--- START Data excerpts ---

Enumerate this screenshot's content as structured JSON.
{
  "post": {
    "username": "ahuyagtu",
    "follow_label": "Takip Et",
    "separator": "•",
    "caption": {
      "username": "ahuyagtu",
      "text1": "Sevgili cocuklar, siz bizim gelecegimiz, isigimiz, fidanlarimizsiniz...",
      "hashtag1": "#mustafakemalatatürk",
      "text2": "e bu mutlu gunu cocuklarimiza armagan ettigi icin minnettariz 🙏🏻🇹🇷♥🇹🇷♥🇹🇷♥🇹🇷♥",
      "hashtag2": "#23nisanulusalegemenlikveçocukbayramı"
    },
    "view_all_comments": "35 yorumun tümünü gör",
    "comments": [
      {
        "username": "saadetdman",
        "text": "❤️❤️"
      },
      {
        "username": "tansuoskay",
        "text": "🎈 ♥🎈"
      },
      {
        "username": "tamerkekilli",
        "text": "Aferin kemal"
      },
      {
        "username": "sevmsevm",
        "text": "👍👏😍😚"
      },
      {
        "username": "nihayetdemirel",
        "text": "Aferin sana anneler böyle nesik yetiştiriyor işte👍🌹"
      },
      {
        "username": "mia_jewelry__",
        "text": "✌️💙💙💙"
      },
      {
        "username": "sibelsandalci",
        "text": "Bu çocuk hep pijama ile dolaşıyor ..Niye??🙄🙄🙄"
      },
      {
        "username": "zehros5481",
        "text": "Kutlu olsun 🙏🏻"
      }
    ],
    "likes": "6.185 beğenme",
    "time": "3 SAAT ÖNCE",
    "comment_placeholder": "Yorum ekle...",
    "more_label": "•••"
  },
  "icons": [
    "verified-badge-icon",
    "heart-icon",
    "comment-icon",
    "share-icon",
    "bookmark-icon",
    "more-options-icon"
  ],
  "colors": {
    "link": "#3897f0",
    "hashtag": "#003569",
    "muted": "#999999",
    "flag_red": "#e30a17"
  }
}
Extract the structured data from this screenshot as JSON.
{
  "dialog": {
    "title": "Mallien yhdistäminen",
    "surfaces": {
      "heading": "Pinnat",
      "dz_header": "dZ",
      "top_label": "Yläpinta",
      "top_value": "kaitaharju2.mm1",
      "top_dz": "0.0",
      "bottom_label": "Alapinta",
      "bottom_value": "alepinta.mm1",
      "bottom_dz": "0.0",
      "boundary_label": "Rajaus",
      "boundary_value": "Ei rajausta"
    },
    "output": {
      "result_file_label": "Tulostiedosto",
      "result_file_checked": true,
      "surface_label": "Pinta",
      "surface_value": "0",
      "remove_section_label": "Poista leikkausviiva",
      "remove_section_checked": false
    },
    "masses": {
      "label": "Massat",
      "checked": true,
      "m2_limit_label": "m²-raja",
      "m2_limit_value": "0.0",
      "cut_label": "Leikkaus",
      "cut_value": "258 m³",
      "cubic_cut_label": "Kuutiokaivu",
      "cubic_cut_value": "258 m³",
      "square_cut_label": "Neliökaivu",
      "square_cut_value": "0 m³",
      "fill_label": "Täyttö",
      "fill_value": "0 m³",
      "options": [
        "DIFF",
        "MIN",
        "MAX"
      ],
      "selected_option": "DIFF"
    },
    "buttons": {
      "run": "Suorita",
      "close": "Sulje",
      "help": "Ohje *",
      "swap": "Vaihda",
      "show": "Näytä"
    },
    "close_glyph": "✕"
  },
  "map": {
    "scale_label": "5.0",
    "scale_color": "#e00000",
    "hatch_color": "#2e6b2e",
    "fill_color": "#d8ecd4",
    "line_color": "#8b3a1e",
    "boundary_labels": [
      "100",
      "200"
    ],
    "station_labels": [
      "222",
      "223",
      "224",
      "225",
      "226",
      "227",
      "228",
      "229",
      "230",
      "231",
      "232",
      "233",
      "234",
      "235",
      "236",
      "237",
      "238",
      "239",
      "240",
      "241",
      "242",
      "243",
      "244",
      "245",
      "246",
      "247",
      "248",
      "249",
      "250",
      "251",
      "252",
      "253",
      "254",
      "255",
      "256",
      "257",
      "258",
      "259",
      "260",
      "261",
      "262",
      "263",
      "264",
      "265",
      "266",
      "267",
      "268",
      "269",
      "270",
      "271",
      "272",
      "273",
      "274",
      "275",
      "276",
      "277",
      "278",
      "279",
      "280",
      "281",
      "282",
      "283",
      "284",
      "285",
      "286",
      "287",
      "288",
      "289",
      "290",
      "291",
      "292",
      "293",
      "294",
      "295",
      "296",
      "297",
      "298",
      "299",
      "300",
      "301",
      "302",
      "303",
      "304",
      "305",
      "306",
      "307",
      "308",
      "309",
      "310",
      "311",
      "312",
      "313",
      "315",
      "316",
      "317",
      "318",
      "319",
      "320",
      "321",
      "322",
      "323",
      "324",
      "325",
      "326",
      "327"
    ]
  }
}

--- END Data excerpts ---
--- START Data excerpts ---

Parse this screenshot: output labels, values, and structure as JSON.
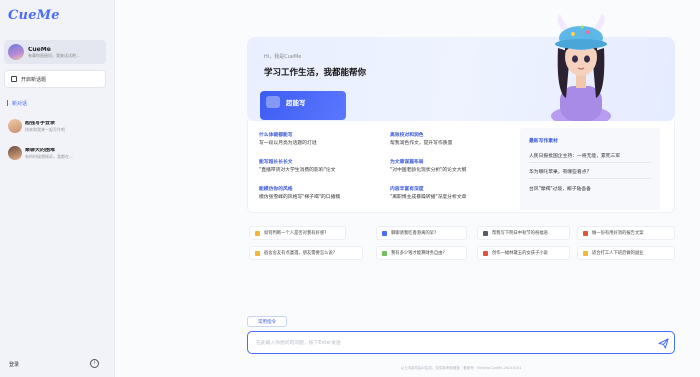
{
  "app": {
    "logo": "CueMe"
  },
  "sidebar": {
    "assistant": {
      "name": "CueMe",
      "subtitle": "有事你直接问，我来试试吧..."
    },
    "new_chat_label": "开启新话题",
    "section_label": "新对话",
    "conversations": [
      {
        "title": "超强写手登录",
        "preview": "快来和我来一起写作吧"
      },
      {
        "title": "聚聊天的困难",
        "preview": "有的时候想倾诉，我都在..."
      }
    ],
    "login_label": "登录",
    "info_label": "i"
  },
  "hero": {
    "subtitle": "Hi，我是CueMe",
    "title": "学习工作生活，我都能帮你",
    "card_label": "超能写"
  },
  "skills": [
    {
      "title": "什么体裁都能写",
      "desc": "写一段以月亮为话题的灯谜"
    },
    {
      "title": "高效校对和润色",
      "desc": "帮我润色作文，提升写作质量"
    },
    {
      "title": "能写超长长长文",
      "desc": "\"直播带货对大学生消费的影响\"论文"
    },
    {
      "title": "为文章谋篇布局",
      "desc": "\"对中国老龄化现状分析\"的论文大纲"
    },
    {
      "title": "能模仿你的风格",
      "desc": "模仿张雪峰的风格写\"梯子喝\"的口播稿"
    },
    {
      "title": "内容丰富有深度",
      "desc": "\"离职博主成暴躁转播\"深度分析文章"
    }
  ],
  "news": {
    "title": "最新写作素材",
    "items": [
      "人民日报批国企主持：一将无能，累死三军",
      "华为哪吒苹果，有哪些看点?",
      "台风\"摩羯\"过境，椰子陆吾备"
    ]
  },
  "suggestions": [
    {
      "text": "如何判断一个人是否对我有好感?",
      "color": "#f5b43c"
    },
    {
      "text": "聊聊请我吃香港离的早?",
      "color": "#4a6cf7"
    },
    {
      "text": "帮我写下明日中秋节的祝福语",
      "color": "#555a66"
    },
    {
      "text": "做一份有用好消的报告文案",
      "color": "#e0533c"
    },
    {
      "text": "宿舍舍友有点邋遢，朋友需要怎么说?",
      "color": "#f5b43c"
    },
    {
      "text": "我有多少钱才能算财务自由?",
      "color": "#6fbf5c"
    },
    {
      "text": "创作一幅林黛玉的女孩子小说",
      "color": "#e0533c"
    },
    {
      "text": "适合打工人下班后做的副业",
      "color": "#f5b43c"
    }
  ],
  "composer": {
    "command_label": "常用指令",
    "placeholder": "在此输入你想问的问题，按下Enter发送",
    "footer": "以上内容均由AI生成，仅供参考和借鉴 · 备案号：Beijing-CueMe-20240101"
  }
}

--- END Data excerpts ---
--- START Data excerpts ---

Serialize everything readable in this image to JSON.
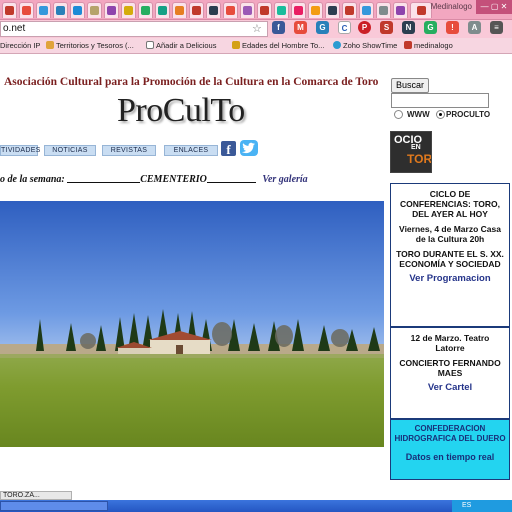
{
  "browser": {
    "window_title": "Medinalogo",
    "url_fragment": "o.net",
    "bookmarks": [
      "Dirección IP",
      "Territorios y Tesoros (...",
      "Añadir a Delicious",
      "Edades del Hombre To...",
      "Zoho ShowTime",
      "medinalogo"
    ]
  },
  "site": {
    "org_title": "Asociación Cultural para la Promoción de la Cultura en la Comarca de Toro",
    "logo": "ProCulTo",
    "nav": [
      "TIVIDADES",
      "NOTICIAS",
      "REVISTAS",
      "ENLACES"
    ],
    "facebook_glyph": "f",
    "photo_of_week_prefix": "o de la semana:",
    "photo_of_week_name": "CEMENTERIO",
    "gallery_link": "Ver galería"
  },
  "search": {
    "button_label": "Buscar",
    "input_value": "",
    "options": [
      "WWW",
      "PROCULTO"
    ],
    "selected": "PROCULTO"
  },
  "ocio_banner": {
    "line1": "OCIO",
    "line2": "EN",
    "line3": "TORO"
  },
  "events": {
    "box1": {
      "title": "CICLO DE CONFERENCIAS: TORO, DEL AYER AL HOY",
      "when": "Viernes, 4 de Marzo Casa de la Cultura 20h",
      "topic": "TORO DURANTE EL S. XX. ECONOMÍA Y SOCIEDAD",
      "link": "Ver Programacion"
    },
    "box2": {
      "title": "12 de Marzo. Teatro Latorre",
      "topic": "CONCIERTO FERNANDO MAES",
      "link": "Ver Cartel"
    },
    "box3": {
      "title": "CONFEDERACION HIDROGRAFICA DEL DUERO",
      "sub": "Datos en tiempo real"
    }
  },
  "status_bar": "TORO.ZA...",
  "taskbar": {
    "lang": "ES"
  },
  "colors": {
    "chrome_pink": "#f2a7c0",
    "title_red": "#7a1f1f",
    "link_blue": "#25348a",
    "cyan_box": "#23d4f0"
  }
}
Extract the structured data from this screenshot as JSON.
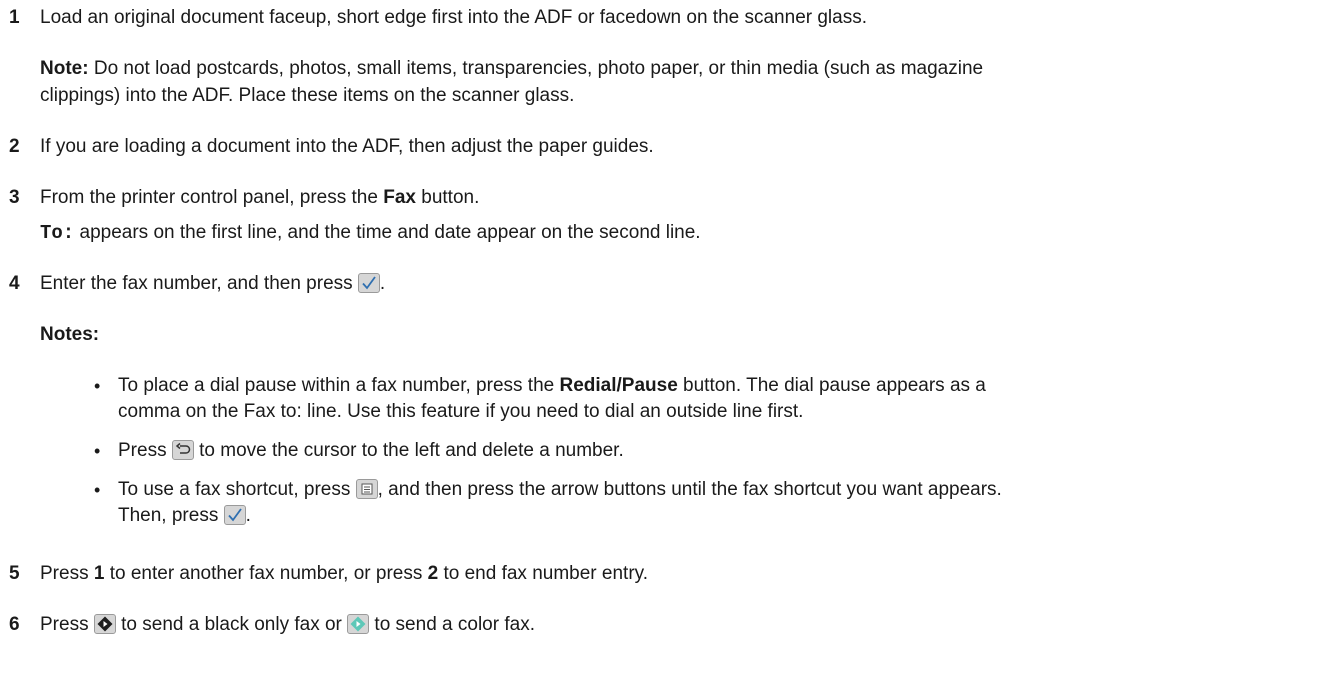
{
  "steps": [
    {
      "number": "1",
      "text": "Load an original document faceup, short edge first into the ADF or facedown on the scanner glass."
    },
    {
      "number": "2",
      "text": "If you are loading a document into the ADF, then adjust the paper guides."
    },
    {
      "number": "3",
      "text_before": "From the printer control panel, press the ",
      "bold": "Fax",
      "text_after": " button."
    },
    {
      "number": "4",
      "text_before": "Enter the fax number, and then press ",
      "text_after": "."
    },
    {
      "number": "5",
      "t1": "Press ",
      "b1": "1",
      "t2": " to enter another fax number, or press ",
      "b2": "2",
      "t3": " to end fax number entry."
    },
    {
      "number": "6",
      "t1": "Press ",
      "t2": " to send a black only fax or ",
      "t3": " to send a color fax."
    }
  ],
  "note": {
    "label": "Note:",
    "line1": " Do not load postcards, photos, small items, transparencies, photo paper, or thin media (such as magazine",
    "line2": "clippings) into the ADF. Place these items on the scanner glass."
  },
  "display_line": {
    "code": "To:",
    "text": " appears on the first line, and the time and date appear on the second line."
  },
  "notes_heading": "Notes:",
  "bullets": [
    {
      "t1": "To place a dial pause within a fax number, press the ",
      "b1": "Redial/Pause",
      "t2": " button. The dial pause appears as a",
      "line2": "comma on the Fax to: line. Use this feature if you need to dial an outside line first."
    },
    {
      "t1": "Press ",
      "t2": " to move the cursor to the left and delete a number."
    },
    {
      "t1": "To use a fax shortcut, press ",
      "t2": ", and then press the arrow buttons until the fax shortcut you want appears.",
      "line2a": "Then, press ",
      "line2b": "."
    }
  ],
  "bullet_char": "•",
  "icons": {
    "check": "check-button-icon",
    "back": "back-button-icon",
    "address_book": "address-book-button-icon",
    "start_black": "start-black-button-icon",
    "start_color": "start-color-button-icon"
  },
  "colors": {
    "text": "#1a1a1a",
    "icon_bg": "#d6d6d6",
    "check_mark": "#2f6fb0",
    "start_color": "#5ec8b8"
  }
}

--- END Data excerpts ---

### Written instruction
Find the lines that include the string "JSON", then copy each of them.

### Exercise response
Enumerate this screenshot's content as structured JSON.
Extract the structured data from this screenshot as JSON.
Parse this screenshot: output labels, values, and structure as JSON.
Serialize everything readable in this image to JSON.
Extract the structured data from this screenshot as JSON.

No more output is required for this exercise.